Start of SUPPLIED MATERIAL
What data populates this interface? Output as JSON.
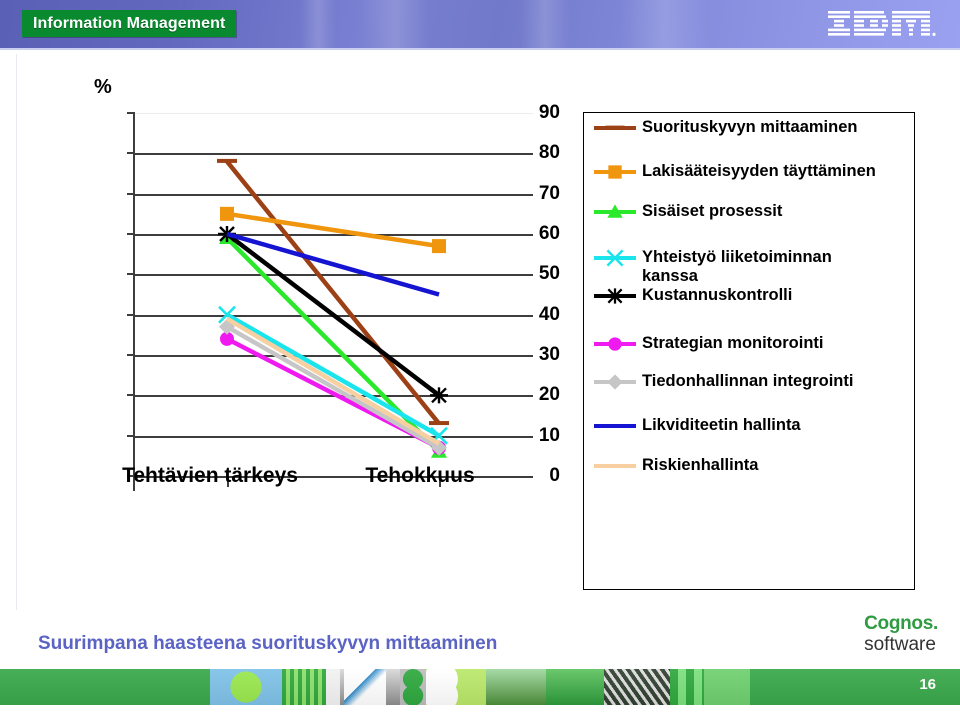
{
  "banner": {
    "brand_label": "Information Management",
    "logo_name": "IBM",
    "logo_mark": "ibm-logo"
  },
  "caption": "Suurimpana haasteena suorituskyvyn mittaaminen",
  "footer": {
    "vendor_line1": "Cognos.",
    "vendor_line2": "software",
    "page_number": "16"
  },
  "chart_data": {
    "type": "line",
    "title": "",
    "xlabel": "",
    "ylabel": "%",
    "ylim": [
      0,
      90
    ],
    "ytick_labels": [
      "90",
      "80",
      "70",
      "60",
      "50",
      "40",
      "30",
      "20",
      "10",
      "0"
    ],
    "yticks": [
      90,
      80,
      70,
      60,
      50,
      40,
      30,
      20,
      10,
      0
    ],
    "grid": true,
    "legend_position": "right",
    "categories": [
      "Tehtävien tärkeys",
      "Tehokkuus"
    ],
    "series": [
      {
        "name": "Suorituskyvyn mittaaminen",
        "values": [
          78,
          13
        ],
        "color": "#9c4016",
        "marker": "dash"
      },
      {
        "name": "Lakisääteisyyden täyttäminen",
        "values": [
          65,
          57
        ],
        "color": "#f0950e",
        "marker": "square"
      },
      {
        "name": "Sisäiset prosessit",
        "values": [
          59,
          6
        ],
        "color": "#2ae82a",
        "marker": "triangle"
      },
      {
        "name": "Yhteistyö liiketoiminnan kanssa",
        "values": [
          40,
          10
        ],
        "color": "#1ae5ec",
        "marker": "x"
      },
      {
        "name": "Kustannuskontrolli",
        "values": [
          60,
          20
        ],
        "color": "#000000",
        "marker": "star"
      },
      {
        "name": "Strategian monitorointi",
        "values": [
          34,
          7
        ],
        "color": "#ef1aef",
        "marker": "circle"
      },
      {
        "name": "Tiedonhallinnan integrointi",
        "values": [
          37,
          7
        ],
        "color": "#c6c6c6",
        "marker": "diamond"
      },
      {
        "name": "Likviditeetin hallinta",
        "values": [
          60,
          45
        ],
        "color": "#1414d2",
        "marker": "none"
      },
      {
        "name": "Riskienhallinta",
        "values": [
          39,
          8
        ],
        "color": "#f8cfa0",
        "marker": "none"
      }
    ]
  }
}
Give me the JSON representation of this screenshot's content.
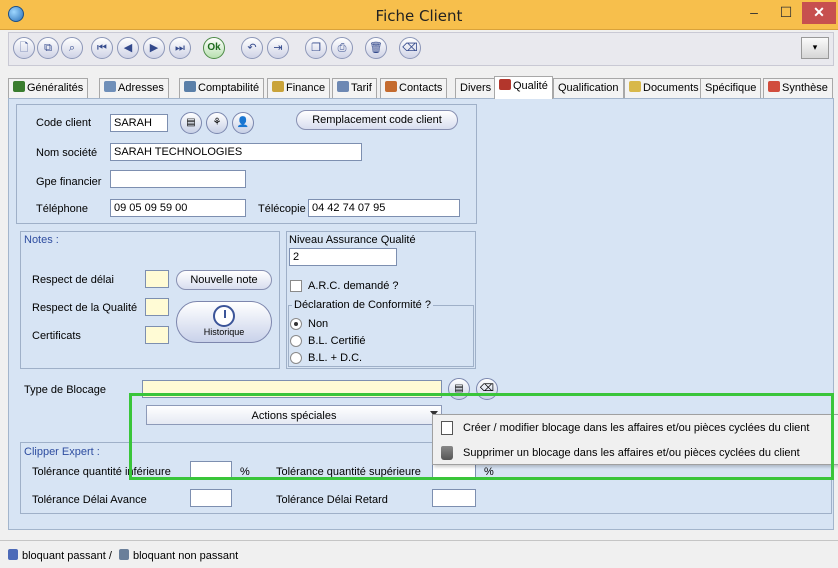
{
  "window": {
    "title": "Fiche Client",
    "min_glyph": "–",
    "max_glyph": "☐",
    "close_glyph": "✕"
  },
  "toolbar": {
    "buttons": [
      {
        "name": "new-icon",
        "glyph": "🗋"
      },
      {
        "name": "copy-icon",
        "glyph": "⧉"
      },
      {
        "name": "search-icon",
        "glyph": "⌕"
      },
      {
        "name": "first-icon",
        "glyph": "⏮"
      },
      {
        "name": "previous-icon",
        "glyph": "◀"
      },
      {
        "name": "next-icon",
        "glyph": "▶"
      },
      {
        "name": "last-icon",
        "glyph": "⏭"
      },
      {
        "name": "ok-icon",
        "glyph": "Ok"
      },
      {
        "name": "undo-icon",
        "glyph": "↶"
      },
      {
        "name": "exit-icon",
        "glyph": "⇥"
      },
      {
        "name": "duplicate-icon",
        "glyph": "❐"
      },
      {
        "name": "print-icon",
        "glyph": "⎙"
      },
      {
        "name": "delete-icon",
        "glyph": "🗑"
      },
      {
        "name": "eraser-icon",
        "glyph": "⌫"
      }
    ],
    "dropdown_glyph": "▾"
  },
  "tabs": [
    {
      "label": "Généralités",
      "icon_color": "#3a7d2f"
    },
    {
      "label": "Adresses",
      "icon_color": "#6f8fb9"
    },
    {
      "label": "Comptabilité",
      "icon_color": "#5a7fa8"
    },
    {
      "label": "Finance",
      "icon_color": "#c9a33a"
    },
    {
      "label": "Tarif",
      "icon_color": "#6d88b3"
    },
    {
      "label": "Contacts",
      "icon_color": "#c46b2f"
    },
    {
      "label": "Divers",
      "icon_color": ""
    },
    {
      "label": "Qualité",
      "icon_color": "#b3362c"
    },
    {
      "label": "Qualification",
      "icon_color": ""
    },
    {
      "label": "Documents",
      "icon_color": "#d8b84a"
    },
    {
      "label": "Spécifique",
      "icon_color": ""
    },
    {
      "label": "Synthèse",
      "icon_color": "#d14d3d"
    }
  ],
  "client": {
    "code_label": "Code client",
    "code_value": "SARAH",
    "replace_code_button": "Remplacement code client",
    "nom_label": "Nom société",
    "nom_value": "SARAH TECHNOLOGIES",
    "gpe_label": "Gpe financier",
    "gpe_value": "",
    "tel_label": "Téléphone",
    "tel_value": "09 05 09 59 00",
    "fax_label": "Télécopie",
    "fax_value": "04 42 74 07 95"
  },
  "notes": {
    "title": "Notes :",
    "delai_label": "Respect de délai",
    "qualite_label": "Respect de la Qualité",
    "certificats_label": "Certificats",
    "new_note_button": "Nouvelle note",
    "history_button": "Historique"
  },
  "qualite": {
    "niveau_label": "Niveau Assurance Qualité",
    "niveau_value": "2",
    "arc_label": "A.R.C. demandé ?",
    "conformite_title": "Déclaration de Conformité ?",
    "options": [
      "Non",
      "B.L. Certifié",
      "B.L. + D.C."
    ],
    "selected": "Non"
  },
  "blocage": {
    "label": "Type de Blocage",
    "value": "",
    "actions_label": "Actions spéciales"
  },
  "menu": {
    "items": [
      "Créer / modifier blocage dans les affaires et/ou pièces cyclées du client",
      "Supprimer un blocage dans les affaires et/ou pièces cyclées du client"
    ]
  },
  "clipper": {
    "title": "Clipper Expert :",
    "tol_inf_label": "Tolérance quantité inférieure",
    "tol_sup_label": "Tolérance quantité supérieure",
    "percent": "%",
    "delai_avance_label": "Tolérance Délai Avance",
    "delai_retard_label": "Tolérance Délai Retard"
  },
  "status": {
    "text1": "bloquant passant /",
    "text2": "bloquant non passant"
  },
  "colors": {
    "titlebar": "#f7bf4c",
    "panel": "#d7e4f4",
    "highlight": "#39c53a",
    "close": "#c7504f"
  }
}
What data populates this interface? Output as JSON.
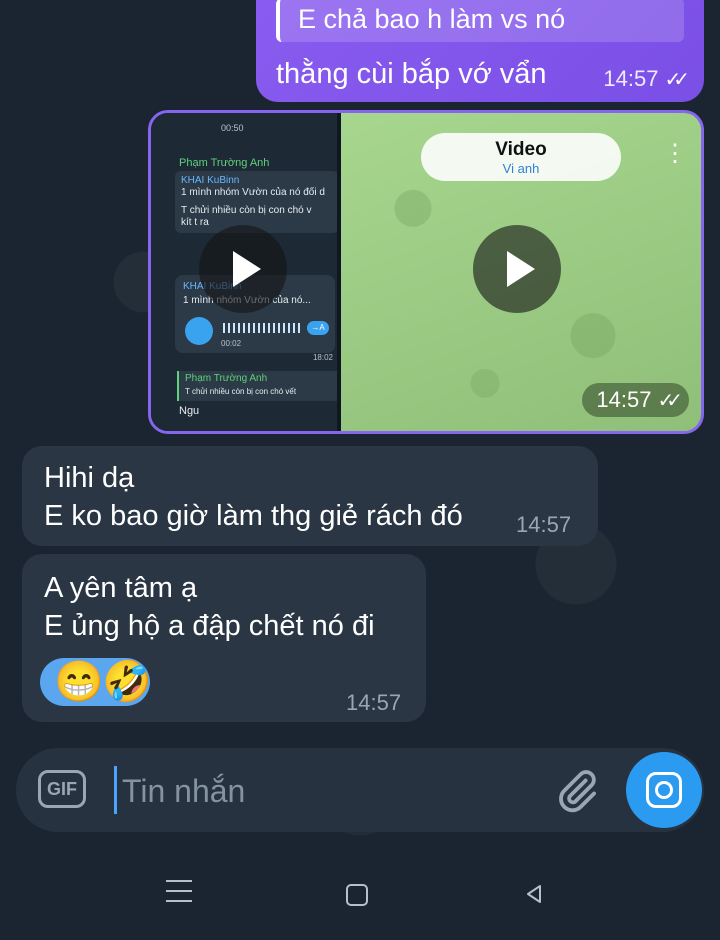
{
  "outgoing_message": {
    "quote_text": "E chả bao h làm vs nó",
    "text": "thằng cùi bắp vớ vẩn",
    "time": "14:57",
    "status": "read"
  },
  "media_album": {
    "time": "14:57",
    "left_media": {
      "time_top": "00:50",
      "sender_name": "Phạm Trường Anh",
      "quote_name": "KHAI KuBinn",
      "quote_line1": "1 mình nhóm Vườn của nó đối d",
      "quote_line2": "T chửi nhiều còn bị con chó v",
      "quote_line3": "kít t ra",
      "voice_sender": "KHAI KuBinn",
      "voice_quote": "1 mình nhóm Vườn của nó...",
      "voice_duration": "00:02",
      "voice_tag": "→A",
      "voice_time": "18:02",
      "reply_name": "Phạm Trường Anh",
      "reply_text": "T chửi nhiều còn bị con chó vết",
      "reply_msg": "Ngu"
    },
    "right_media": {
      "title": "Video",
      "subtitle": "Vi anh"
    }
  },
  "incoming_messages": [
    {
      "lines": [
        "Hihi dạ",
        "E ko bao giờ làm thg giẻ rách đó"
      ],
      "time": "14:57"
    },
    {
      "lines": [
        "A yên tâm ạ",
        "E ủng hộ a đập chết nó đi"
      ],
      "emojis": [
        "😁",
        "🤣"
      ],
      "time": "14:57"
    }
  ],
  "composer": {
    "gif_label": "GIF",
    "placeholder": "Tin nhắn"
  },
  "icons": {
    "attach": "paperclip-icon",
    "camera": "camera-icon",
    "nav": [
      "menu-icon",
      "home-icon",
      "back-icon"
    ]
  },
  "colors": {
    "background": "#1a2531",
    "outgoing_bubble": "#8a5cf0",
    "incoming_bubble": "#2a3644",
    "accent": "#2a9bf0"
  }
}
End of SUPPLIED MATERIAL
(PROBLEM DETAILS):
Review the material and copy each line in which the word "mình" appears.

(WRITTEN ANSWER):
      "quote_line1": "1 mình nhóm Vườn của nó đối d",
      "voice_quote": "1 mình nhóm Vườn của nó...",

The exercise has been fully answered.